EXERCISE BRIEF
Output every entry exactly as given.

RAW RECORDS
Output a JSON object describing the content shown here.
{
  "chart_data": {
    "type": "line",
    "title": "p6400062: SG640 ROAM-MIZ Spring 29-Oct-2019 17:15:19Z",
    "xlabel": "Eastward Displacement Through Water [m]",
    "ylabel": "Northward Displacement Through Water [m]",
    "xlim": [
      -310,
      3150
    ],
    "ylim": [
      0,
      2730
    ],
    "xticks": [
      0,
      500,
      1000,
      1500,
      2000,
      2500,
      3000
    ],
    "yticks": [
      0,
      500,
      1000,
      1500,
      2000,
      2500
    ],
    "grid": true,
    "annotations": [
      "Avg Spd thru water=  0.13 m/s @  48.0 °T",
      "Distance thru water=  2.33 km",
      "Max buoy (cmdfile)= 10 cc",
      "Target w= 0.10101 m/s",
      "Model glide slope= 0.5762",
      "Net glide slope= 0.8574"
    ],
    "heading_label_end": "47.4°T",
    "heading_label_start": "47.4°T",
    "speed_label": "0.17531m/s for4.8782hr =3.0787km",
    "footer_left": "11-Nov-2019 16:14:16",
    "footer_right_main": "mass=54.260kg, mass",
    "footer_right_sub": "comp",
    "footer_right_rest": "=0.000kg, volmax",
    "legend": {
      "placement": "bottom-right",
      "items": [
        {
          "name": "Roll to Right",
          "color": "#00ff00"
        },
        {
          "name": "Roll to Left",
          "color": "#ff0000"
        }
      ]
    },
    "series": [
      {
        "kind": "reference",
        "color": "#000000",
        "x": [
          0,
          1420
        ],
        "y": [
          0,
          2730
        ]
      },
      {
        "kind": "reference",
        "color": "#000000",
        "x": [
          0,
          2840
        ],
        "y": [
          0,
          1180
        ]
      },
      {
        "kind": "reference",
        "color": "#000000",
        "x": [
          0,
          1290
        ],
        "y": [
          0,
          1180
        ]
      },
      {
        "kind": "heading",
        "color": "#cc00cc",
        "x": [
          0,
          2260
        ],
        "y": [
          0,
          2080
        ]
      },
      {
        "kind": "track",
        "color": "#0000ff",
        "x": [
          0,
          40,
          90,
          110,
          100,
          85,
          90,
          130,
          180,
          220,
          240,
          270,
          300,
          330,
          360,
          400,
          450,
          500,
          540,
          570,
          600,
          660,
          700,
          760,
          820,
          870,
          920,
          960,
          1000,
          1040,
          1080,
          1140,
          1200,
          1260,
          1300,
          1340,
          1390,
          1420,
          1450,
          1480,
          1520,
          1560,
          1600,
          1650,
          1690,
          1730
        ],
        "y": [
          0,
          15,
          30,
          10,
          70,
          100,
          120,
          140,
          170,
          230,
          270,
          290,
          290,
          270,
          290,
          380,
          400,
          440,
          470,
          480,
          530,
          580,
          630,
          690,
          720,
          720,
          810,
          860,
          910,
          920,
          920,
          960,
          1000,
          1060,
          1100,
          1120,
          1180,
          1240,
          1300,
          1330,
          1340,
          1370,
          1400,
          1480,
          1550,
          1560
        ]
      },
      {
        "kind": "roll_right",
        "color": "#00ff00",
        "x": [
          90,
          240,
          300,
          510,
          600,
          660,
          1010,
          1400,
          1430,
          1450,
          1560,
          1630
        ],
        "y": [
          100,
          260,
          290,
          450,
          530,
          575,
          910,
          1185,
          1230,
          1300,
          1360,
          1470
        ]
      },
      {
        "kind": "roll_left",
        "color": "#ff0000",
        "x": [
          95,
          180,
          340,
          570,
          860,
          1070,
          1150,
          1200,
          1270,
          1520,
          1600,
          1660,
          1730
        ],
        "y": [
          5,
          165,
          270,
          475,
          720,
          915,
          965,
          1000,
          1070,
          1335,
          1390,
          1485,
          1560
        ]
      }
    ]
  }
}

RESULT FOR THIS TASK
Output a JSON object describing the content shown here.
{
  "chart_data": {
    "type": "line",
    "title": "p6400062: SG640 ROAM-MIZ Spring 29-Oct-2019 17:15:19Z",
    "xlabel": "Eastward Displacement Through Water [m]",
    "ylabel": "Northward Displacement Through Water [m]",
    "xlim": [
      -310,
      3150
    ],
    "ylim": [
      0,
      2730
    ],
    "xticks": [
      0,
      500,
      1000,
      1500,
      2000,
      2500,
      3000
    ],
    "yticks": [
      0,
      500,
      1000,
      1500,
      2000,
      2500
    ],
    "grid": true,
    "annotations": [
      "Avg Spd thru water=  0.13 m/s @  48.0 °T",
      "Distance thru water=  2.33 km",
      "Max buoy (cmdfile)= 10 cc",
      "Target w= 0.10101 m/s",
      "Model glide slope= 0.5762",
      "Net glide slope= 0.8574"
    ],
    "heading_label_end": "47.4°T",
    "heading_label_start": "47.4°T",
    "speed_label": "0.17531m/s for4.8782hr =3.0787km",
    "footer_left": "11-Nov-2019 16:14:16",
    "footer_right_main": "mass=54.260kg, mass",
    "footer_right_sub": "comp",
    "footer_right_rest": "=0.000kg, volmax",
    "legend": {
      "placement": "bottom-right",
      "items": [
        {
          "name": "Roll to Right",
          "color": "#00ff00"
        },
        {
          "name": "Roll to Left",
          "color": "#ff0000"
        }
      ]
    },
    "series": [
      {
        "kind": "reference",
        "color": "#000000",
        "x": [
          0,
          1420
        ],
        "y": [
          0,
          2730
        ]
      },
      {
        "kind": "reference",
        "color": "#000000",
        "x": [
          0,
          2840
        ],
        "y": [
          0,
          1180
        ]
      },
      {
        "kind": "reference",
        "color": "#000000",
        "x": [
          0,
          1290
        ],
        "y": [
          0,
          1180
        ]
      },
      {
        "kind": "heading",
        "color": "#cc00cc",
        "x": [
          0,
          2260
        ],
        "y": [
          0,
          2080
        ]
      },
      {
        "kind": "track",
        "color": "#0000ff",
        "x": [
          0,
          40,
          90,
          110,
          100,
          85,
          90,
          130,
          180,
          220,
          240,
          270,
          300,
          330,
          360,
          400,
          450,
          500,
          540,
          570,
          600,
          660,
          700,
          760,
          820,
          870,
          920,
          960,
          1000,
          1040,
          1080,
          1140,
          1200,
          1260,
          1300,
          1340,
          1390,
          1420,
          1450,
          1480,
          1520,
          1560,
          1600,
          1650,
          1690,
          1730
        ],
        "y": [
          0,
          15,
          30,
          10,
          70,
          100,
          120,
          140,
          170,
          230,
          270,
          290,
          290,
          270,
          290,
          380,
          400,
          440,
          470,
          480,
          530,
          580,
          630,
          690,
          720,
          720,
          810,
          860,
          910,
          920,
          920,
          960,
          1000,
          1060,
          1100,
          1120,
          1180,
          1240,
          1300,
          1330,
          1340,
          1370,
          1400,
          1480,
          1550,
          1560
        ]
      },
      {
        "kind": "roll_right",
        "color": "#00ff00",
        "x": [
          90,
          240,
          300,
          510,
          600,
          660,
          1010,
          1400,
          1430,
          1450,
          1560,
          1630
        ],
        "y": [
          100,
          260,
          290,
          450,
          530,
          575,
          910,
          1185,
          1230,
          1300,
          1360,
          1470
        ]
      },
      {
        "kind": "roll_left",
        "color": "#ff0000",
        "x": [
          95,
          180,
          340,
          570,
          860,
          1070,
          1150,
          1200,
          1270,
          1520,
          1600,
          1660,
          1730
        ],
        "y": [
          5,
          165,
          270,
          475,
          720,
          915,
          965,
          1000,
          1070,
          1335,
          1390,
          1485,
          1560
        ]
      }
    ]
  }
}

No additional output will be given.